- **EXERCISE INSTRUCTIONS**
Each line that follows is to be retyped exactly.

[Figure content listings]
· · · ·

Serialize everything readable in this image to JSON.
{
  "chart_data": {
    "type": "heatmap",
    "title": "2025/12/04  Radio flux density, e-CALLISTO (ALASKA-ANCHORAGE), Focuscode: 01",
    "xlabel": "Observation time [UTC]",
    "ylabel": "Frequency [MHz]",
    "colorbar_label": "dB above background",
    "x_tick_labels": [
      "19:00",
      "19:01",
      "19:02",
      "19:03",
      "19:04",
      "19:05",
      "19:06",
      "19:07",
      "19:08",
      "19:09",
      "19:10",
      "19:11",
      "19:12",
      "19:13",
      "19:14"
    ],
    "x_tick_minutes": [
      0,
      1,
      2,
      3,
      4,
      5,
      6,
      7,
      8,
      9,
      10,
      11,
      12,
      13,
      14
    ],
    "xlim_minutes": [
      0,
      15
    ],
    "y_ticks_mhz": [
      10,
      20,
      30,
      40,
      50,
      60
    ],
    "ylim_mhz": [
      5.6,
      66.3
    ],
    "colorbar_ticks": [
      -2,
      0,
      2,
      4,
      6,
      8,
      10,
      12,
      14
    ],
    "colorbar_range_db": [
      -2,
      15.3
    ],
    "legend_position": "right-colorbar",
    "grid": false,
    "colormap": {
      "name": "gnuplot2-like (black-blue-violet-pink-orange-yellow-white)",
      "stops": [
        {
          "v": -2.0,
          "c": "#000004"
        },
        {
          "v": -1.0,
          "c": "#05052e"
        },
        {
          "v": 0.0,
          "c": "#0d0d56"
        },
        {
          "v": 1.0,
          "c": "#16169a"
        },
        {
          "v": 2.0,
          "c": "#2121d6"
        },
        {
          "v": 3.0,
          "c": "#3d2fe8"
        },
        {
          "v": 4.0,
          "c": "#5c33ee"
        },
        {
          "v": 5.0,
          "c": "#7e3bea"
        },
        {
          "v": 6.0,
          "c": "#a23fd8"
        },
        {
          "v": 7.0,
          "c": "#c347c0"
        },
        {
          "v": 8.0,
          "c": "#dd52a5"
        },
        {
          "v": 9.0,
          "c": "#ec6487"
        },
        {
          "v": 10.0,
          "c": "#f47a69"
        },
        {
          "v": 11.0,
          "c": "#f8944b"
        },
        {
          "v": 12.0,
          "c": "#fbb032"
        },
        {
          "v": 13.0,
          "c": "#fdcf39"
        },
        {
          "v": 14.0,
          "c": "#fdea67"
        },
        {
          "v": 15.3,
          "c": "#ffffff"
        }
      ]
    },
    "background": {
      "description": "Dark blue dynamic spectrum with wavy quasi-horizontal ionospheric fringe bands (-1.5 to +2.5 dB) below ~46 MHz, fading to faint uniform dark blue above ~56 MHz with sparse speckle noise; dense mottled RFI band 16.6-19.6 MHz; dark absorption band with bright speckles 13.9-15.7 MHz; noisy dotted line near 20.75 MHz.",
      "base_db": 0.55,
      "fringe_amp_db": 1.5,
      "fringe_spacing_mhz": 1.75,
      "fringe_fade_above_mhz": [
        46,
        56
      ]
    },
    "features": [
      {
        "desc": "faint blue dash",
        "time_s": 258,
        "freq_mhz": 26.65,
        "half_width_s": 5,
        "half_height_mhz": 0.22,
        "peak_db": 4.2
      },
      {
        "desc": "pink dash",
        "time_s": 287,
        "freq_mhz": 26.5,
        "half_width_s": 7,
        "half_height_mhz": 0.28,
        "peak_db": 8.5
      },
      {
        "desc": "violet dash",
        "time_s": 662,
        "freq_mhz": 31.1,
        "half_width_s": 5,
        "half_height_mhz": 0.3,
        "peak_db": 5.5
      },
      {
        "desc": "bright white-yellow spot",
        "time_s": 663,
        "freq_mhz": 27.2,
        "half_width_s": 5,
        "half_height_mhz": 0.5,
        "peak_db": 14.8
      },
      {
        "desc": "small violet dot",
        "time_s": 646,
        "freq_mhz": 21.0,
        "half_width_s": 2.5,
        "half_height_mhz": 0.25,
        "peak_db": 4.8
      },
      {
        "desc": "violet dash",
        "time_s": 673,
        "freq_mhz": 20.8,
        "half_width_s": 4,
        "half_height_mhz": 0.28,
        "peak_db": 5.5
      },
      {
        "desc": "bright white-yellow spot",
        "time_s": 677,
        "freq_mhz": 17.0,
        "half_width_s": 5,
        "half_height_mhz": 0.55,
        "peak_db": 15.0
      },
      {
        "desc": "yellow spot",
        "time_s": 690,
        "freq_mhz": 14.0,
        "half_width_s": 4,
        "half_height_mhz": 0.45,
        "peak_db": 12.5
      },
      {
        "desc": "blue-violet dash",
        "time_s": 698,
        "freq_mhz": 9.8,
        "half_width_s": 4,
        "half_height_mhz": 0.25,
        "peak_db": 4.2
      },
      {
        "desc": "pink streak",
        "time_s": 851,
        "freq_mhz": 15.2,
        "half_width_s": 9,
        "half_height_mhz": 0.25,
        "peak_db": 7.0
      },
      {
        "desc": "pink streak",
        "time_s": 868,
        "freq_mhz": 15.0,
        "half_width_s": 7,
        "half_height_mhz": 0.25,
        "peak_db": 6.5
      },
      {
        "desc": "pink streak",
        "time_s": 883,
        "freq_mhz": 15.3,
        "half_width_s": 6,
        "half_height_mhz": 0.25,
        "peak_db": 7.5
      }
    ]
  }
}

· · · ·

- **REPLY TO THE TASK**
Serialize everything readable in this image to JSON.
{
  "chart_data": {
    "type": "heatmap",
    "title": "2025/12/04  Radio flux density, e-CALLISTO (ALASKA-ANCHORAGE), Focuscode: 01",
    "xlabel": "Observation time [UTC]",
    "ylabel": "Frequency [MHz]",
    "colorbar_label": "dB above background",
    "x_tick_labels": [
      "19:00",
      "19:01",
      "19:02",
      "19:03",
      "19:04",
      "19:05",
      "19:06",
      "19:07",
      "19:08",
      "19:09",
      "19:10",
      "19:11",
      "19:12",
      "19:13",
      "19:14"
    ],
    "x_tick_minutes": [
      0,
      1,
      2,
      3,
      4,
      5,
      6,
      7,
      8,
      9,
      10,
      11,
      12,
      13,
      14
    ],
    "xlim_minutes": [
      0,
      15
    ],
    "y_ticks_mhz": [
      10,
      20,
      30,
      40,
      50,
      60
    ],
    "ylim_mhz": [
      5.6,
      66.3
    ],
    "colorbar_ticks": [
      -2,
      0,
      2,
      4,
      6,
      8,
      10,
      12,
      14
    ],
    "colorbar_range_db": [
      -2,
      15.3
    ],
    "legend_position": "right-colorbar",
    "grid": false,
    "colormap": {
      "name": "gnuplot2-like (black-blue-violet-pink-orange-yellow-white)",
      "stops": [
        {
          "v": -2.0,
          "c": "#000004"
        },
        {
          "v": -1.0,
          "c": "#05052e"
        },
        {
          "v": 0.0,
          "c": "#0d0d56"
        },
        {
          "v": 1.0,
          "c": "#16169a"
        },
        {
          "v": 2.0,
          "c": "#2121d6"
        },
        {
          "v": 3.0,
          "c": "#3d2fe8"
        },
        {
          "v": 4.0,
          "c": "#5c33ee"
        },
        {
          "v": 5.0,
          "c": "#7e3bea"
        },
        {
          "v": 6.0,
          "c": "#a23fd8"
        },
        {
          "v": 7.0,
          "c": "#c347c0"
        },
        {
          "v": 8.0,
          "c": "#dd52a5"
        },
        {
          "v": 9.0,
          "c": "#ec6487"
        },
        {
          "v": 10.0,
          "c": "#f47a69"
        },
        {
          "v": 11.0,
          "c": "#f8944b"
        },
        {
          "v": 12.0,
          "c": "#fbb032"
        },
        {
          "v": 13.0,
          "c": "#fdcf39"
        },
        {
          "v": 14.0,
          "c": "#fdea67"
        },
        {
          "v": 15.3,
          "c": "#ffffff"
        }
      ]
    },
    "background": {
      "description": "Dark blue dynamic spectrum with wavy quasi-horizontal ionospheric fringe bands (-1.5 to +2.5 dB) below ~46 MHz, fading to faint uniform dark blue above ~56 MHz with sparse speckle noise; dense mottled RFI band 16.6-19.6 MHz; dark absorption band with bright speckles 13.9-15.7 MHz; noisy dotted line near 20.75 MHz.",
      "base_db": 0.55,
      "fringe_amp_db": 1.5,
      "fringe_spacing_mhz": 1.75,
      "fringe_fade_above_mhz": [
        46,
        56
      ]
    },
    "features": [
      {
        "desc": "faint blue dash",
        "time_s": 258,
        "freq_mhz": 26.65,
        "half_width_s": 5,
        "half_height_mhz": 0.22,
        "peak_db": 4.2
      },
      {
        "desc": "pink dash",
        "time_s": 287,
        "freq_mhz": 26.5,
        "half_width_s": 7,
        "half_height_mhz": 0.28,
        "peak_db": 8.5
      },
      {
        "desc": "violet dash",
        "time_s": 662,
        "freq_mhz": 31.1,
        "half_width_s": 5,
        "half_height_mhz": 0.3,
        "peak_db": 5.5
      },
      {
        "desc": "bright white-yellow spot",
        "time_s": 663,
        "freq_mhz": 27.2,
        "half_width_s": 5,
        "half_height_mhz": 0.5,
        "peak_db": 14.8
      },
      {
        "desc": "small violet dot",
        "time_s": 646,
        "freq_mhz": 21.0,
        "half_width_s": 2.5,
        "half_height_mhz": 0.25,
        "peak_db": 4.8
      },
      {
        "desc": "violet dash",
        "time_s": 673,
        "freq_mhz": 20.8,
        "half_width_s": 4,
        "half_height_mhz": 0.28,
        "peak_db": 5.5
      },
      {
        "desc": "bright white-yellow spot",
        "time_s": 677,
        "freq_mhz": 17.0,
        "half_width_s": 5,
        "half_height_mhz": 0.55,
        "peak_db": 15.0
      },
      {
        "desc": "yellow spot",
        "time_s": 690,
        "freq_mhz": 14.0,
        "half_width_s": 4,
        "half_height_mhz": 0.45,
        "peak_db": 12.5
      },
      {
        "desc": "blue-violet dash",
        "time_s": 698,
        "freq_mhz": 9.8,
        "half_width_s": 4,
        "half_height_mhz": 0.25,
        "peak_db": 4.2
      },
      {
        "desc": "pink streak",
        "time_s": 851,
        "freq_mhz": 15.2,
        "half_width_s": 9,
        "half_height_mhz": 0.25,
        "peak_db": 7.0
      },
      {
        "desc": "pink streak",
        "time_s": 868,
        "freq_mhz": 15.0,
        "half_width_s": 7,
        "half_height_mhz": 0.25,
        "peak_db": 6.5
      },
      {
        "desc": "pink streak",
        "time_s": 883,
        "freq_mhz": 15.3,
        "half_width_s": 6,
        "half_height_mhz": 0.25,
        "peak_db": 7.5
      }
    ]
  }
}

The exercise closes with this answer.